### [Exercise directions]
Restate the entire listing word for word.

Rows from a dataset
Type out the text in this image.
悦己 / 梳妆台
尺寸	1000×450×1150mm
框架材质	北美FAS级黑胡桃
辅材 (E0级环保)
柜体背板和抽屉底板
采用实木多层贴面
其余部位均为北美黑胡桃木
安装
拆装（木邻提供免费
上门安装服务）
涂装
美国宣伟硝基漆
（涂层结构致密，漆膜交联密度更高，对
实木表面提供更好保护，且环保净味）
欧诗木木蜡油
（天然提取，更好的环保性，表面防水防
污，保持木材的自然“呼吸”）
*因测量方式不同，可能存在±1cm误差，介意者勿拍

### [Solution to this task]
Type out the text in this image.
悦己 / 梳妆台
尺寸	1000×450×1150mm
框架材质	北美FAS级黑胡桃
辅材 (E0级环保)
柜体背板和抽屉底板
采用实木多层贴面
其余部位均为北美黑胡桃木
安装
拆装（木邻提供免费
上门安装服务）
涂装
美国宣伟硝基漆
（涂层结构致密，漆膜交联密度更高，对
实木表面提供更好保护，且环保净味）
欧诗木木蜡油
（天然提取，更好的环保性，表面防水防
污，保持木材的自然“呼吸”）
*因测量方式不同，可能存在±1cm误差，介意者勿拍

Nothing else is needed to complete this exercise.